* Set problem
Go through the lines below and copy each one that holds the string "впечатлениями".
------ Material provided ------
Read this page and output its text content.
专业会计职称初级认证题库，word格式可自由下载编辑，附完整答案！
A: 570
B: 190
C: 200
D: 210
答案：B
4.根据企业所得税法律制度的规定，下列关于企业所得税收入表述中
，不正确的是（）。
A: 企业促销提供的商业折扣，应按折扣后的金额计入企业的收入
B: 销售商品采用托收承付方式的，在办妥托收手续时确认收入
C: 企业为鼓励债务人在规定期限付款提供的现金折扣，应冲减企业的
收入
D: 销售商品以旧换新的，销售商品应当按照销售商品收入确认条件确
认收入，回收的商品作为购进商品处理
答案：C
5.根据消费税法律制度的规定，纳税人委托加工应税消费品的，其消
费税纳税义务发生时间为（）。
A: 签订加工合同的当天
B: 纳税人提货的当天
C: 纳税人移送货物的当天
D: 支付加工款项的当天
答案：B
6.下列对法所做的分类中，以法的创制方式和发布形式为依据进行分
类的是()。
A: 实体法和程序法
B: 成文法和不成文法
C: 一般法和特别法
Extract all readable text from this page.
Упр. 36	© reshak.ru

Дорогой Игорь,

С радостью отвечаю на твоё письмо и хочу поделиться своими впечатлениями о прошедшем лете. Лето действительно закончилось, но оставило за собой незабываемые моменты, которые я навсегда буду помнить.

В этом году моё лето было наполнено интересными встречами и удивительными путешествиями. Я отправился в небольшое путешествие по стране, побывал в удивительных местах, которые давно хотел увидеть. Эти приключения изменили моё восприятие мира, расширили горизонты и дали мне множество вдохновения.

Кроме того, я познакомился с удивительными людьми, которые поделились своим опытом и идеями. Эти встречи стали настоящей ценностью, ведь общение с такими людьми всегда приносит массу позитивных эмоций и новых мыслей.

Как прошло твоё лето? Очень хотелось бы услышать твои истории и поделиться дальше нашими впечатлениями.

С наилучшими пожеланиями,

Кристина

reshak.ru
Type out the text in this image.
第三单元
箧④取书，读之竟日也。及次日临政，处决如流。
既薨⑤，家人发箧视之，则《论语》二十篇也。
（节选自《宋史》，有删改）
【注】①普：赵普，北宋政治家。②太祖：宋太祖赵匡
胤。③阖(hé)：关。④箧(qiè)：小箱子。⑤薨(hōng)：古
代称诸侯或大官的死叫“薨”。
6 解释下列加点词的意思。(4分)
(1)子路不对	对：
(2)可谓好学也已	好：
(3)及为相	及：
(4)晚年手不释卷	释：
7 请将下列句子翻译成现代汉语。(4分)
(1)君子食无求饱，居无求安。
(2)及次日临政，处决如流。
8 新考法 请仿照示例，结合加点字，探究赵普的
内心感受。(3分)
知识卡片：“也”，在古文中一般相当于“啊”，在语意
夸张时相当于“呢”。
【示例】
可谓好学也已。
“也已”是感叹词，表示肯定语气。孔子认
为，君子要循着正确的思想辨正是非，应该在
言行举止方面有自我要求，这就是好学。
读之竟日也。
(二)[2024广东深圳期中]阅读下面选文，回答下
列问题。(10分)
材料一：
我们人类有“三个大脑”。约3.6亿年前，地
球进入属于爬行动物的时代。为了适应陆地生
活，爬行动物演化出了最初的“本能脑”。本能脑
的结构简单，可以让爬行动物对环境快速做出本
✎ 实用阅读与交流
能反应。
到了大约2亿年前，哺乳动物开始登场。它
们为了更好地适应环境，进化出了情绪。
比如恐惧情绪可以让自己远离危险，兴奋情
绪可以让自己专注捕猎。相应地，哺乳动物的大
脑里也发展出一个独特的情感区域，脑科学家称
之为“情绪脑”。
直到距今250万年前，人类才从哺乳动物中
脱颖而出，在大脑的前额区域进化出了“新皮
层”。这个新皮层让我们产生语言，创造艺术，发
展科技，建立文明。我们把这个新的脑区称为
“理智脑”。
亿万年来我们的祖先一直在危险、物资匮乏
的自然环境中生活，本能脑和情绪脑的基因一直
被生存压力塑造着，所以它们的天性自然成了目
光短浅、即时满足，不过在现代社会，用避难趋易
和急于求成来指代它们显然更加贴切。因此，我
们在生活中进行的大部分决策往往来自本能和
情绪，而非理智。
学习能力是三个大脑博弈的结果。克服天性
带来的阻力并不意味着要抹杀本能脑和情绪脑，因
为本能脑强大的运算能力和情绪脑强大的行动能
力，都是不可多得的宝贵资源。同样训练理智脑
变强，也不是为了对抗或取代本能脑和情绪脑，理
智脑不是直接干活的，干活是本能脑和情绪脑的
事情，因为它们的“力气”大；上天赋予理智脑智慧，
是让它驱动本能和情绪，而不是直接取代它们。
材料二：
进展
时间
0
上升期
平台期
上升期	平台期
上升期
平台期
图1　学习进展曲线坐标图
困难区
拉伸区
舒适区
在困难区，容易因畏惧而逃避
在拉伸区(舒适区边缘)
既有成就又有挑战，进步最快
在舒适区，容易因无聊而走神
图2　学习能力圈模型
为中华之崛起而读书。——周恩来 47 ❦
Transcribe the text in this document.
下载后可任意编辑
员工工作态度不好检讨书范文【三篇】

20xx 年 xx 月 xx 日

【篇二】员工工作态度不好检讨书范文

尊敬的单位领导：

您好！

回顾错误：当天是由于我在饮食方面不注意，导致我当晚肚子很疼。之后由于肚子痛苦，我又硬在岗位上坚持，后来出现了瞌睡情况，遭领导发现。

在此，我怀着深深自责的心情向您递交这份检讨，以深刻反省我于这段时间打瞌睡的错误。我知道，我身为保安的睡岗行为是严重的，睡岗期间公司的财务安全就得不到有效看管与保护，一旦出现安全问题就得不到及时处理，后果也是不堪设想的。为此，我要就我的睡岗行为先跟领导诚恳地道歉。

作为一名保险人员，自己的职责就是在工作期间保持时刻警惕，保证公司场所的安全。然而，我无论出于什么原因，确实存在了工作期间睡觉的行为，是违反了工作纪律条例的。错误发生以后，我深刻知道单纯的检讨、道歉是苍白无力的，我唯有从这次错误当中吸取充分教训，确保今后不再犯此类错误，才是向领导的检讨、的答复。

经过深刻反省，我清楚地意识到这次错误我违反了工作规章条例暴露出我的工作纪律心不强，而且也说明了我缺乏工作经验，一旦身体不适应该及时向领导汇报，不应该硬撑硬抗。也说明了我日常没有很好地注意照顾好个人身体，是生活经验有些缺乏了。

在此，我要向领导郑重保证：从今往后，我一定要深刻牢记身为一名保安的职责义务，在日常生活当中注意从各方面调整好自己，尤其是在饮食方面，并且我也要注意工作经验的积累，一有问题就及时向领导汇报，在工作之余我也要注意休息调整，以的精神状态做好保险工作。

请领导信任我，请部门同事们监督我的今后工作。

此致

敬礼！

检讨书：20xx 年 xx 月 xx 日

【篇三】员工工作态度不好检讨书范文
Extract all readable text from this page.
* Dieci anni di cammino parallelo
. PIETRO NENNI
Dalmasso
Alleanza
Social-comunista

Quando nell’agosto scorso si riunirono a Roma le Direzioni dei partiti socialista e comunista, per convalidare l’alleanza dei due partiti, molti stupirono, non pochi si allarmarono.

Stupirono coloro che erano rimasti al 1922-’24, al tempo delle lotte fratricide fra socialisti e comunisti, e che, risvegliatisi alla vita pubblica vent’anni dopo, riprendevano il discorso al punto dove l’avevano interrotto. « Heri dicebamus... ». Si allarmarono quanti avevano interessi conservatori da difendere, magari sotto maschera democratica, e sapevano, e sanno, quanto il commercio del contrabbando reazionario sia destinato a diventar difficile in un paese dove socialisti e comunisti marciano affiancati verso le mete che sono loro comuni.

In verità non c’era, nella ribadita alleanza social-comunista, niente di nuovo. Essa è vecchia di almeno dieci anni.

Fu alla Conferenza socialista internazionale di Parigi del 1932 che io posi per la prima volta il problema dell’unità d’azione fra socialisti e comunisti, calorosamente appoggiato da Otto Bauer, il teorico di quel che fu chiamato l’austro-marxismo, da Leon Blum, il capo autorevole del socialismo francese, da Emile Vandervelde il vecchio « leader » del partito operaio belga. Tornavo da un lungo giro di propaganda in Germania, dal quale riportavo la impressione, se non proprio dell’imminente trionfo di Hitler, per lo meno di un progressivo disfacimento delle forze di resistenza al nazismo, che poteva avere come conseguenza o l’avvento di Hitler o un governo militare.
------
* The reply
С радостью отвечаю на твоё письмо и хочу поделиться своими впечатлениями о прошедшем лете. Лето действительно закончилось, но оставило за собой незабываемые моменты, которые я навсегда буду помнить.
Как прошло твоё лето? Очень хотелось бы услышать твои истории и поделиться дальше нашими впечатлениями.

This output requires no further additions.